TASK OBJECTIVE: Review the listing and copy each line that holds the word "this".
========================
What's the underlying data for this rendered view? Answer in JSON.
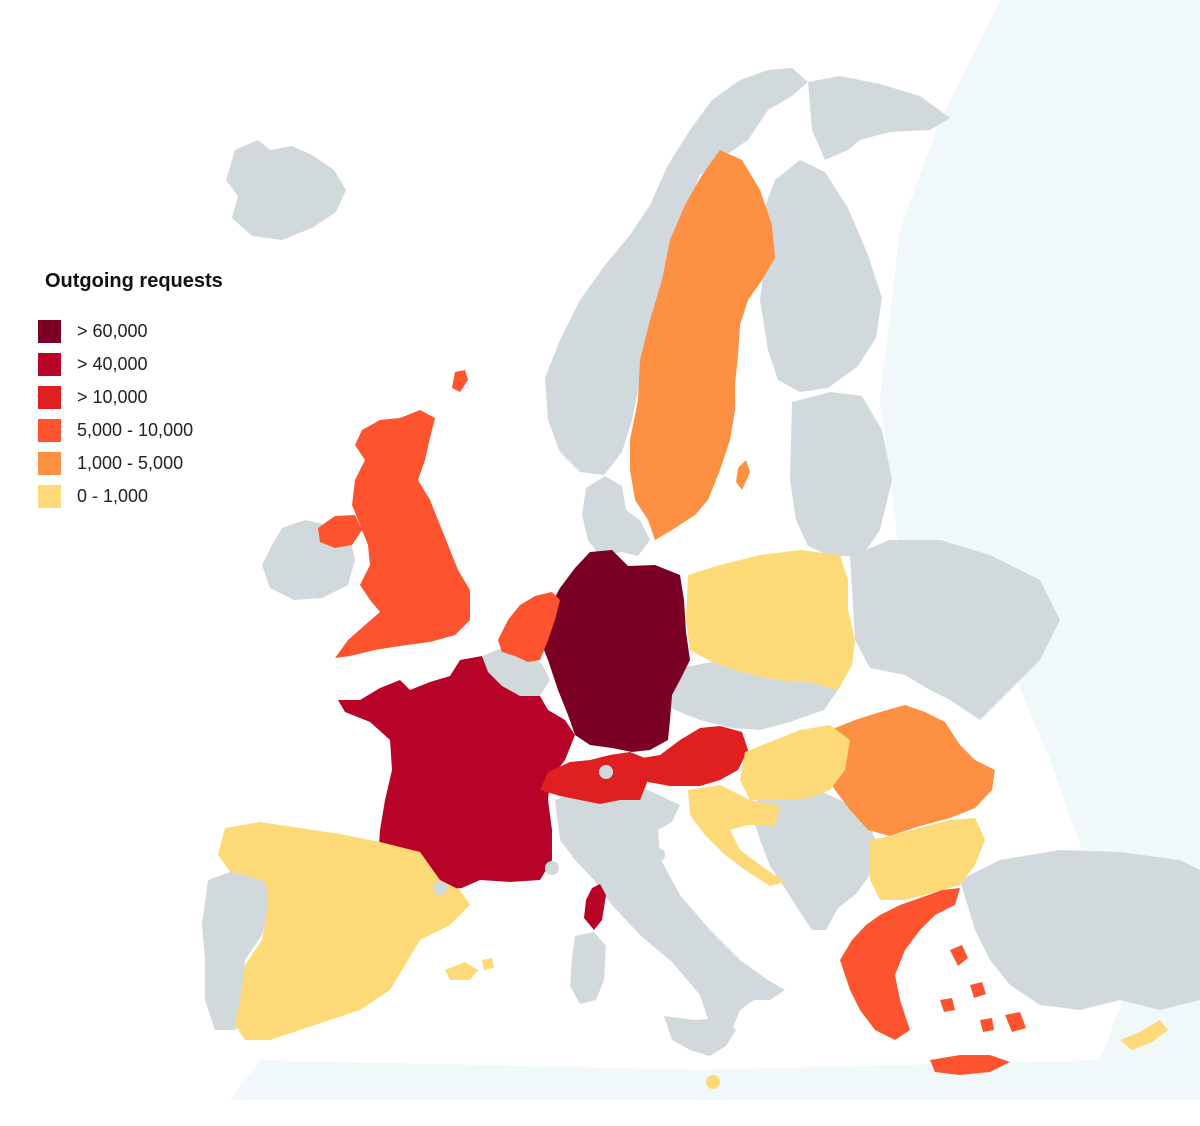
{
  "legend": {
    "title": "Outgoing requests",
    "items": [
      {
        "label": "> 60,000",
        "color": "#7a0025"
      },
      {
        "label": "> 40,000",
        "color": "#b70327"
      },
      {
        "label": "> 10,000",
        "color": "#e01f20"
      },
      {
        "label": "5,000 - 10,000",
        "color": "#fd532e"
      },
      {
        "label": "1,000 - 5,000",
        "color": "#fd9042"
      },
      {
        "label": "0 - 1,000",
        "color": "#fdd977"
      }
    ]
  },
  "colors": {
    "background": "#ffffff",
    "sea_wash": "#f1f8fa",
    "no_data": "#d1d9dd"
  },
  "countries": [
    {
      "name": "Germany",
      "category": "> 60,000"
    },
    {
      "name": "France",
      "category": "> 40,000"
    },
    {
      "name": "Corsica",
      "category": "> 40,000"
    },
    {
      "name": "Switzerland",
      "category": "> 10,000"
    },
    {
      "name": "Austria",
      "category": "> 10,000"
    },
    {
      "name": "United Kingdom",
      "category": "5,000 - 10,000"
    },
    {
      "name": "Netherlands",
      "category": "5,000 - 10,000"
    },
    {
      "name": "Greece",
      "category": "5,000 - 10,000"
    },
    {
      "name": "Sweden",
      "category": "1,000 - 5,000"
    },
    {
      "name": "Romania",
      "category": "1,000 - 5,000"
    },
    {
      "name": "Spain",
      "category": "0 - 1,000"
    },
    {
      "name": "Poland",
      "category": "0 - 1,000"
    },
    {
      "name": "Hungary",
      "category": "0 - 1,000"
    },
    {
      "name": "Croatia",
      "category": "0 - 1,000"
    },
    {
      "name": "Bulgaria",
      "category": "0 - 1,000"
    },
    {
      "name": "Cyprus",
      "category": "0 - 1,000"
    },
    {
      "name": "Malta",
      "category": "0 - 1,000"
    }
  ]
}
========================
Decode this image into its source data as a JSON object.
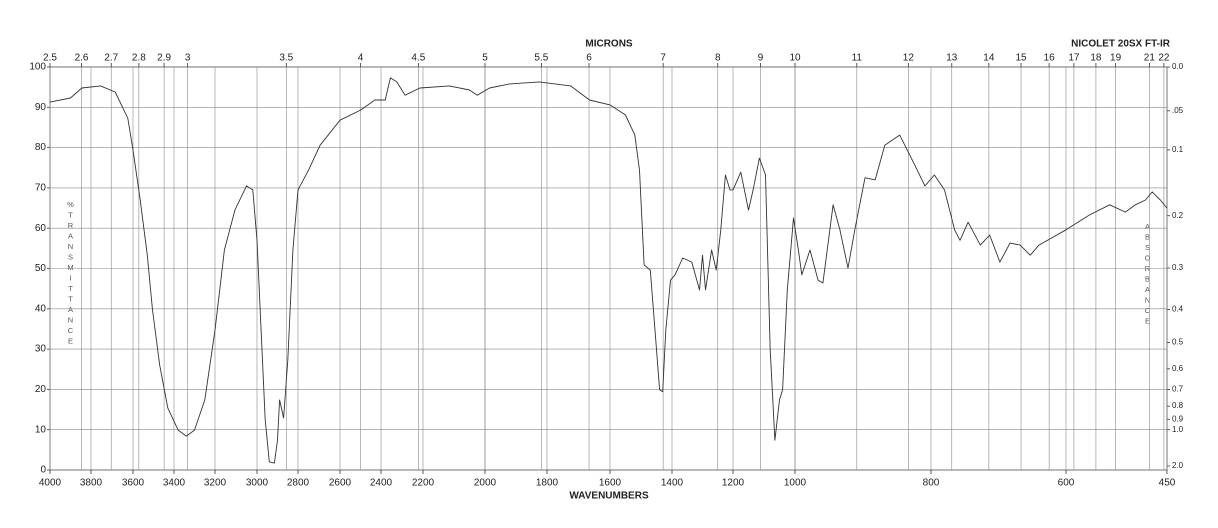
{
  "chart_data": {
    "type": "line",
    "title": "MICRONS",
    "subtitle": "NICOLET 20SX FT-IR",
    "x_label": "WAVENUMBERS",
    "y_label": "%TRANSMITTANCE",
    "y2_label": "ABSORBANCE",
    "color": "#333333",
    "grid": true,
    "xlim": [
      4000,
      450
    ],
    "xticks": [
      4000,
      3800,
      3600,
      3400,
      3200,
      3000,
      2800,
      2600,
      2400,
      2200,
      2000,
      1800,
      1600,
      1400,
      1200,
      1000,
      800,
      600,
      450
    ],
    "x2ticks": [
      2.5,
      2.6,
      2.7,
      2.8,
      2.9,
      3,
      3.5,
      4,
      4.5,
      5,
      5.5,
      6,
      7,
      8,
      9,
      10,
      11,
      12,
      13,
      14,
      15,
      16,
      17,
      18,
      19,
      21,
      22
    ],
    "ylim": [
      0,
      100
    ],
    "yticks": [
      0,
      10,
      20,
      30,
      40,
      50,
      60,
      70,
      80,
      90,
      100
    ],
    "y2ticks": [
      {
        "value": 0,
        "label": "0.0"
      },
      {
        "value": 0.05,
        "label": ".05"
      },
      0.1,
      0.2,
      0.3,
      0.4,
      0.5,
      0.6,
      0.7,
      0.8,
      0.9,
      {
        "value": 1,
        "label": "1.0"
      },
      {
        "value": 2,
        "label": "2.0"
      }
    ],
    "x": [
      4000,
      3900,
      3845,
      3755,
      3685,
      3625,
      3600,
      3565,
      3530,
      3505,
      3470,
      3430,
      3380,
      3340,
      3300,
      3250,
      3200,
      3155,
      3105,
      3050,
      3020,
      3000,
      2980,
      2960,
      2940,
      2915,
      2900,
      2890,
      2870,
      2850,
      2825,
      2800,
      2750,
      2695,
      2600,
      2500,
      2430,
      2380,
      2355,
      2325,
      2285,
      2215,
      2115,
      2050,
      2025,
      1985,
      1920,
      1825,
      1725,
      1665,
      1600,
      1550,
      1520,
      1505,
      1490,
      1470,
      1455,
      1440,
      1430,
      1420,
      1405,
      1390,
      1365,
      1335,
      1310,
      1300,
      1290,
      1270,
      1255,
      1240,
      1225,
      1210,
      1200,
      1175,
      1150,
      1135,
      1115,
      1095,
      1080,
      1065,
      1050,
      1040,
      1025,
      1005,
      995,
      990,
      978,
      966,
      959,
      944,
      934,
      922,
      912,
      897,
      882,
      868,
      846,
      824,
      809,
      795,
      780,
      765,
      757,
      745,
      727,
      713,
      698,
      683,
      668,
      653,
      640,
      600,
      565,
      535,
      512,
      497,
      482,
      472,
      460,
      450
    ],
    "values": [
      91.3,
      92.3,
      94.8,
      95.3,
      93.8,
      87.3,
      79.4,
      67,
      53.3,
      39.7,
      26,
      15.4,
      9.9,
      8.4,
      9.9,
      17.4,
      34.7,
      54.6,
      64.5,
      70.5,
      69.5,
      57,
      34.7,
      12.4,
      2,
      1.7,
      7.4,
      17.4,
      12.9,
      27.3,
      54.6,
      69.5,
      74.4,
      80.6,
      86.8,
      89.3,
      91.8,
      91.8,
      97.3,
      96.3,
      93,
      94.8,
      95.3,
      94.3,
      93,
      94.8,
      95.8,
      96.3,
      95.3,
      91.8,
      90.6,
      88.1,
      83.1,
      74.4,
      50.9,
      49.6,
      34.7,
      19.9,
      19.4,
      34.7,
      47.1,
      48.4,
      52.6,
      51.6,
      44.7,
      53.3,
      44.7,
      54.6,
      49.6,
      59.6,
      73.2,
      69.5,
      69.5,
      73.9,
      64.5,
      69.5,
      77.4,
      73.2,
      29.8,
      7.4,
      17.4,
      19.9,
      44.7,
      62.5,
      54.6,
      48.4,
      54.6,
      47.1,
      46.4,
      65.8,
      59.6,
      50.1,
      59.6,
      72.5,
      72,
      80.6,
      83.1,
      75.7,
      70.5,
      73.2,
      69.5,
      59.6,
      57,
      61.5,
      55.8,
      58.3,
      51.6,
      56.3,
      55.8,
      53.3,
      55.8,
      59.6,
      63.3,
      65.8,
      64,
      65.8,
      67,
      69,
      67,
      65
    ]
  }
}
========================
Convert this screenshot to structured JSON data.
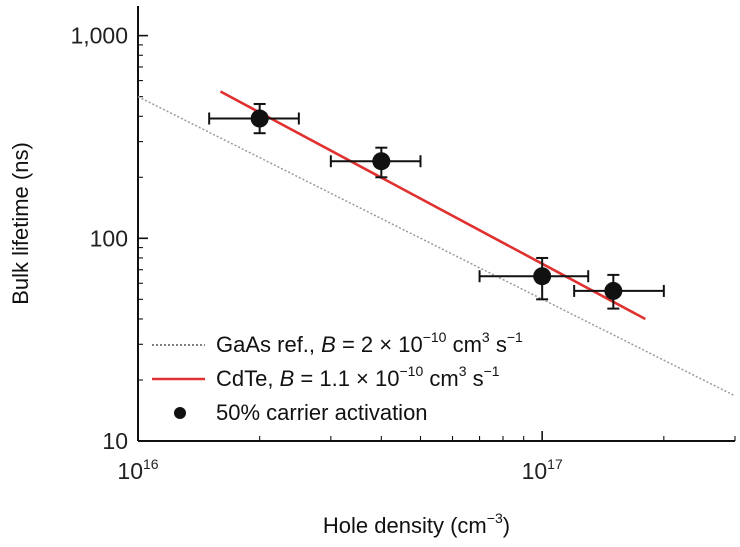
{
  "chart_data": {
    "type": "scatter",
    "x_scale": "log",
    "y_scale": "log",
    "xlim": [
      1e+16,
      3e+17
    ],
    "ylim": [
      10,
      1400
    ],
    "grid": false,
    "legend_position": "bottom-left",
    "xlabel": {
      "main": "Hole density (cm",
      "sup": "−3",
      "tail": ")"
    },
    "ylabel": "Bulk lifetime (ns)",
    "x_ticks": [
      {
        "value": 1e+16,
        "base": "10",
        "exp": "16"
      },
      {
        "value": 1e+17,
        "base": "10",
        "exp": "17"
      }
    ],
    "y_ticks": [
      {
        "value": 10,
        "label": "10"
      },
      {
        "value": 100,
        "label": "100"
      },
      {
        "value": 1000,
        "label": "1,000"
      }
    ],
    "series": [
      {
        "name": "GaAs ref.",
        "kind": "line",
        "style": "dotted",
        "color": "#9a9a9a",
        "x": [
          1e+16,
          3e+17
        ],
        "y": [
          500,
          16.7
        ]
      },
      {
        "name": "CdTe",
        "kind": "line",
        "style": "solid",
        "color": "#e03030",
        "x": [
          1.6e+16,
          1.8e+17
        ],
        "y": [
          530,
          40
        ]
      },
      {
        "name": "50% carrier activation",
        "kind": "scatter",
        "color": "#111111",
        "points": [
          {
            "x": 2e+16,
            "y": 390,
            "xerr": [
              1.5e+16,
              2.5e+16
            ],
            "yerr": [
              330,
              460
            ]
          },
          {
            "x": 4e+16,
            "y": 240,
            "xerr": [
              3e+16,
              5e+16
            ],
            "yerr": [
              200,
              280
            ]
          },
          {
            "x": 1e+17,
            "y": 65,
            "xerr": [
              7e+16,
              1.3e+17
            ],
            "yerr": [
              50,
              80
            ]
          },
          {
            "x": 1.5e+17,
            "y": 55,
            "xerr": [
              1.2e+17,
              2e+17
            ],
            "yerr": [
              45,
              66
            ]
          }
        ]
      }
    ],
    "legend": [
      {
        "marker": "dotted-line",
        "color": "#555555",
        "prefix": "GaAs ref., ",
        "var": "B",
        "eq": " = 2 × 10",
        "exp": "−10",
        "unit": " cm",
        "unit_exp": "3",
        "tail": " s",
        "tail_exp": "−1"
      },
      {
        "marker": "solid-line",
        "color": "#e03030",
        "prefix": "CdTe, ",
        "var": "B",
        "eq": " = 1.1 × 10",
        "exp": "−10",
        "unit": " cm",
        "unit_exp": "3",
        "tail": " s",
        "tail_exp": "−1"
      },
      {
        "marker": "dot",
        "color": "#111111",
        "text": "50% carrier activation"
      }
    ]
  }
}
========================
REPLY TO THE TASK:
What's the underlying data for this rendered view? Answer in JSON.
Decode this image into its source data as a JSON object.
Convert this screenshot to structured JSON data.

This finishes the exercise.